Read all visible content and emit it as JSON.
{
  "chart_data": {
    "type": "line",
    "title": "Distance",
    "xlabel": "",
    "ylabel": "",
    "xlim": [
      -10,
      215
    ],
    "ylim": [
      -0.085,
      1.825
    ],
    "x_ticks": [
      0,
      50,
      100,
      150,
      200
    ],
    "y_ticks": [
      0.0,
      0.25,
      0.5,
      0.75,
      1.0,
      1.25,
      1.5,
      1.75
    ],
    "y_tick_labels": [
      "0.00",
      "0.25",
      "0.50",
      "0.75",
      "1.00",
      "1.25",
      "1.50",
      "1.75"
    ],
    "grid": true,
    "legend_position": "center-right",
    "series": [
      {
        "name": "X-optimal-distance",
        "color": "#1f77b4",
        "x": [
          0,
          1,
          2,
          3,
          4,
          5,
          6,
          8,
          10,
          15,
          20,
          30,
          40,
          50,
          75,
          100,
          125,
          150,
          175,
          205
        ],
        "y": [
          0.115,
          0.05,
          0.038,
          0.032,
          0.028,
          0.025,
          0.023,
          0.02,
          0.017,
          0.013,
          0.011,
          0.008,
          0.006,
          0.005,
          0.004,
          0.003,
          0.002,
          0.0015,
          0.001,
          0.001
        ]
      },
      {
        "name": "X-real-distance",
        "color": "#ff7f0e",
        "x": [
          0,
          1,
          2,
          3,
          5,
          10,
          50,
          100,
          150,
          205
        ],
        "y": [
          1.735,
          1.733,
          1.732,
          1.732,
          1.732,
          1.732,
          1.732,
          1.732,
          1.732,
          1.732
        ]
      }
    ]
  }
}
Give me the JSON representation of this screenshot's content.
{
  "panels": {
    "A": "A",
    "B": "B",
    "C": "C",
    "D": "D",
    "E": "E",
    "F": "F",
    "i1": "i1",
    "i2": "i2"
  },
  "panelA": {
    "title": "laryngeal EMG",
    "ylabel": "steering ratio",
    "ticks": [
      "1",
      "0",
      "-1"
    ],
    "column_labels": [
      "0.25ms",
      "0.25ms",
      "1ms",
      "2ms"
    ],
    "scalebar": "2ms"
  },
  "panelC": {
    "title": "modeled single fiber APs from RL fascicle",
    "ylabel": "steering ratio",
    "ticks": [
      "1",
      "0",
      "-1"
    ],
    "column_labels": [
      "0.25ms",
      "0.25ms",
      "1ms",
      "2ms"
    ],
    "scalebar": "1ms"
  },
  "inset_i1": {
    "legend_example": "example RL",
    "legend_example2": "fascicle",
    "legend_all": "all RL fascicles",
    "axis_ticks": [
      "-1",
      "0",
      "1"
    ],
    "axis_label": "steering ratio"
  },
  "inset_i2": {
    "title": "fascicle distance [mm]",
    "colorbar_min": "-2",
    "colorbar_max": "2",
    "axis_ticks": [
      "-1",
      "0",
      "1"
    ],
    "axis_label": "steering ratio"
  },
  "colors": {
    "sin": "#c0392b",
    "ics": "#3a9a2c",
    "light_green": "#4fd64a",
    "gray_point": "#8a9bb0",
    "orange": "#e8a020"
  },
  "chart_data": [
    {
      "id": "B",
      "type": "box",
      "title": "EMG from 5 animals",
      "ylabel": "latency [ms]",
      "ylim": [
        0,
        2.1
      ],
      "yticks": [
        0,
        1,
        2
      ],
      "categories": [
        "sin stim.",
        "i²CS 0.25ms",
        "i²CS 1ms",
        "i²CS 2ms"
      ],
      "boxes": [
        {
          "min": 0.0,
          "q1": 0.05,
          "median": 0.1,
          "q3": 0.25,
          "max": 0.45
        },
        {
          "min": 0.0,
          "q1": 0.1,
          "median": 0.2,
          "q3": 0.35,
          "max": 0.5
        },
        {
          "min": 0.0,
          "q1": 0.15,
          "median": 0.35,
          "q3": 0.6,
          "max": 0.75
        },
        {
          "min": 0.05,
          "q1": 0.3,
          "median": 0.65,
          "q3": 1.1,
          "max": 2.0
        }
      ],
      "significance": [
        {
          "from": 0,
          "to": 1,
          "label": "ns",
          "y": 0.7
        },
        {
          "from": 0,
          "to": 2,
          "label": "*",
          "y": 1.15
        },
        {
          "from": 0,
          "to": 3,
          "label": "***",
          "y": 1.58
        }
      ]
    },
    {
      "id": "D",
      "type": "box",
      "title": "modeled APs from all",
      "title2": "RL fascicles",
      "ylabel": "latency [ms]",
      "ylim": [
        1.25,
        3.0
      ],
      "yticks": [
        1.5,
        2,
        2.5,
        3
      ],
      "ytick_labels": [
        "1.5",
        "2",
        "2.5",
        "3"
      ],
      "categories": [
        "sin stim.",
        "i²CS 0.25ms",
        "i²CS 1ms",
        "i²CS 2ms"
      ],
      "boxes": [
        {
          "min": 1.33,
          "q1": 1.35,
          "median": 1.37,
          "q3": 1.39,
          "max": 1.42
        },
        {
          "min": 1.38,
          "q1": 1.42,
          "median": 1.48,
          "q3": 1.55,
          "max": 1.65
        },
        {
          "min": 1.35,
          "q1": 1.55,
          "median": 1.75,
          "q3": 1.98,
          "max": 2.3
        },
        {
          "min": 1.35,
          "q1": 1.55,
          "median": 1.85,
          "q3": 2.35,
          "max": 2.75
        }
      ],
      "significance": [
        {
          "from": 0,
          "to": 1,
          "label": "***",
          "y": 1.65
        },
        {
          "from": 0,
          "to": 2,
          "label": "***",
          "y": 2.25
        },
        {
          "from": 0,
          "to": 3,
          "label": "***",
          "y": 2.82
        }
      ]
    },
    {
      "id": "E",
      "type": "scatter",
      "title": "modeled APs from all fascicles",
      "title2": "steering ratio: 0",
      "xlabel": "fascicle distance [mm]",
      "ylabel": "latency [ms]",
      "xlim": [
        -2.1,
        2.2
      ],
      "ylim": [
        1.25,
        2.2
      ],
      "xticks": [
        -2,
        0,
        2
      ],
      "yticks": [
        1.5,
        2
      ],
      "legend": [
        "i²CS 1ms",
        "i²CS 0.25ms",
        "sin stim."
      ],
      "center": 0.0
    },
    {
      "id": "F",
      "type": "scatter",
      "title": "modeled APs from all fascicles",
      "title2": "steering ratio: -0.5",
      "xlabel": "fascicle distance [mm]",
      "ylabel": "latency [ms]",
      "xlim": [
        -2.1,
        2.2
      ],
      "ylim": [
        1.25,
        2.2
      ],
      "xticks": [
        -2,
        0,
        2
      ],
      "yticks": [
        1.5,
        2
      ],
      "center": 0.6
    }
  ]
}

====

* **Exercise brief**: The records above must be repeated exactly, every one of them.

* **Written answer**:
Read all visible content and emit it as JSON.
{
  "chart_data": {
    "type": "line",
    "title": "Distance",
    "xlabel": "",
    "ylabel": "",
    "xlim": [
      -10,
      215
    ],
    "ylim": [
      -0.085,
      1.825
    ],
    "x_ticks": [
      0,
      50,
      100,
      150,
      200
    ],
    "y_ticks": [
      0.0,
      0.25,
      0.5,
      0.75,
      1.0,
      1.25,
      1.5,
      1.75
    ],
    "y_tick_labels": [
      "0.00",
      "0.25",
      "0.50",
      "0.75",
      "1.00",
      "1.25",
      "1.50",
      "1.75"
    ],
    "grid": true,
    "legend_position": "center-right",
    "series": [
      {
        "name": "X-optimal-distance",
        "color": "#1f77b4",
        "x": [
          0,
          1,
          2,
          3,
          4,
          5,
          6,
          8,
          10,
          15,
          20,
          30,
          40,
          50,
          75,
          100,
          125,
          150,
          175,
          205
        ],
        "y": [
          0.115,
          0.05,
          0.038,
          0.032,
          0.028,
          0.025,
          0.023,
          0.02,
          0.017,
          0.013,
          0.011,
          0.008,
          0.006,
          0.005,
          0.004,
          0.003,
          0.002,
          0.0015,
          0.001,
          0.001
        ]
      },
      {
        "name": "X-real-distance",
        "color": "#ff7f0e",
        "x": [
          0,
          1,
          2,
          3,
          5,
          10,
          50,
          100,
          150,
          205
        ],
        "y": [
          1.735,
          1.733,
          1.732,
          1.732,
          1.732,
          1.732,
          1.732,
          1.732,
          1.732,
          1.732
        ]
      }
    ]
  }
}
Give me the JSON representation of this screenshot's content.
{
  "panels": {
    "A": "A",
    "B": "B",
    "C": "C",
    "D": "D",
    "E": "E",
    "F": "F",
    "i1": "i1",
    "i2": "i2"
  },
  "panelA": {
    "title": "laryngeal EMG",
    "ylabel": "steering ratio",
    "ticks": [
      "1",
      "0",
      "-1"
    ],
    "column_labels": [
      "0.25ms",
      "0.25ms",
      "1ms",
      "2ms"
    ],
    "scalebar": "2ms"
  },
  "panelC": {
    "title": "modeled single fiber APs from RL fascicle",
    "ylabel": "steering ratio",
    "ticks": [
      "1",
      "0",
      "-1"
    ],
    "column_labels": [
      "0.25ms",
      "0.25ms",
      "1ms",
      "2ms"
    ],
    "scalebar": "1ms"
  },
  "inset_i1": {
    "legend_example": "example RL",
    "legend_example2": "fascicle",
    "legend_all": "all RL fascicles",
    "axis_ticks": [
      "-1",
      "0",
      "1"
    ],
    "axis_label": "steering ratio"
  },
  "inset_i2": {
    "title": "fascicle distance [mm]",
    "colorbar_min": "-2",
    "colorbar_max": "2",
    "axis_ticks": [
      "-1",
      "0",
      "1"
    ],
    "axis_label": "steering ratio"
  },
  "colors": {
    "sin": "#c0392b",
    "ics": "#3a9a2c",
    "light_green": "#4fd64a",
    "gray_point": "#8a9bb0",
    "orange": "#e8a020"
  },
  "chart_data": [
    {
      "id": "B",
      "type": "box",
      "title": "EMG from 5 animals",
      "ylabel": "latency [ms]",
      "ylim": [
        0,
        2.1
      ],
      "yticks": [
        0,
        1,
        2
      ],
      "categories": [
        "sin stim.",
        "i²CS 0.25ms",
        "i²CS 1ms",
        "i²CS 2ms"
      ],
      "boxes": [
        {
          "min": 0.0,
          "q1": 0.05,
          "median": 0.1,
          "q3": 0.25,
          "max": 0.45
        },
        {
          "min": 0.0,
          "q1": 0.1,
          "median": 0.2,
          "q3": 0.35,
          "max": 0.5
        },
        {
          "min": 0.0,
          "q1": 0.15,
          "median": 0.35,
          "q3": 0.6,
          "max": 0.75
        },
        {
          "min": 0.05,
          "q1": 0.3,
          "median": 0.65,
          "q3": 1.1,
          "max": 2.0
        }
      ],
      "significance": [
        {
          "from": 0,
          "to": 1,
          "label": "ns",
          "y": 0.7
        },
        {
          "from": 0,
          "to": 2,
          "label": "*",
          "y": 1.15
        },
        {
          "from": 0,
          "to": 3,
          "label": "***",
          "y": 1.58
        }
      ]
    },
    {
      "id": "D",
      "type": "box",
      "title": "modeled APs from all",
      "title2": "RL fascicles",
      "ylabel": "latency [ms]",
      "ylim": [
        1.25,
        3.0
      ],
      "yticks": [
        1.5,
        2,
        2.5,
        3
      ],
      "ytick_labels": [
        "1.5",
        "2",
        "2.5",
        "3"
      ],
      "categories": [
        "sin stim.",
        "i²CS 0.25ms",
        "i²CS 1ms",
        "i²CS 2ms"
      ],
      "boxes": [
        {
          "min": 1.33,
          "q1": 1.35,
          "median": 1.37,
          "q3": 1.39,
          "max": 1.42
        },
        {
          "min": 1.38,
          "q1": 1.42,
          "median": 1.48,
          "q3": 1.55,
          "max": 1.65
        },
        {
          "min": 1.35,
          "q1": 1.55,
          "median": 1.75,
          "q3": 1.98,
          "max": 2.3
        },
        {
          "min": 1.35,
          "q1": 1.55,
          "median": 1.85,
          "q3": 2.35,
          "max": 2.75
        }
      ],
      "significance": [
        {
          "from": 0,
          "to": 1,
          "label": "***",
          "y": 1.65
        },
        {
          "from": 0,
          "to": 2,
          "label": "***",
          "y": 2.25
        },
        {
          "from": 0,
          "to": 3,
          "label": "***",
          "y": 2.82
        }
      ]
    },
    {
      "id": "E",
      "type": "scatter",
      "title": "modeled APs from all fascicles",
      "title2": "steering ratio: 0",
      "xlabel": "fascicle distance [mm]",
      "ylabel": "latency [ms]",
      "xlim": [
        -2.1,
        2.2
      ],
      "ylim": [
        1.25,
        2.2
      ],
      "xticks": [
        -2,
        0,
        2
      ],
      "yticks": [
        1.5,
        2
      ],
      "legend": [
        "i²CS 1ms",
        "i²CS 0.25ms",
        "sin stim."
      ],
      "center": 0.0
    },
    {
      "id": "F",
      "type": "scatter",
      "title": "modeled APs from all fascicles",
      "title2": "steering ratio: -0.5",
      "xlabel": "fascicle distance [mm]",
      "ylabel": "latency [ms]",
      "xlim": [
        -2.1,
        2.2
      ],
      "ylim": [
        1.25,
        2.2
      ],
      "xticks": [
        -2,
        0,
        2
      ],
      "yticks": [
        1.5,
        2
      ],
      "center": 0.6
    }
  ]
}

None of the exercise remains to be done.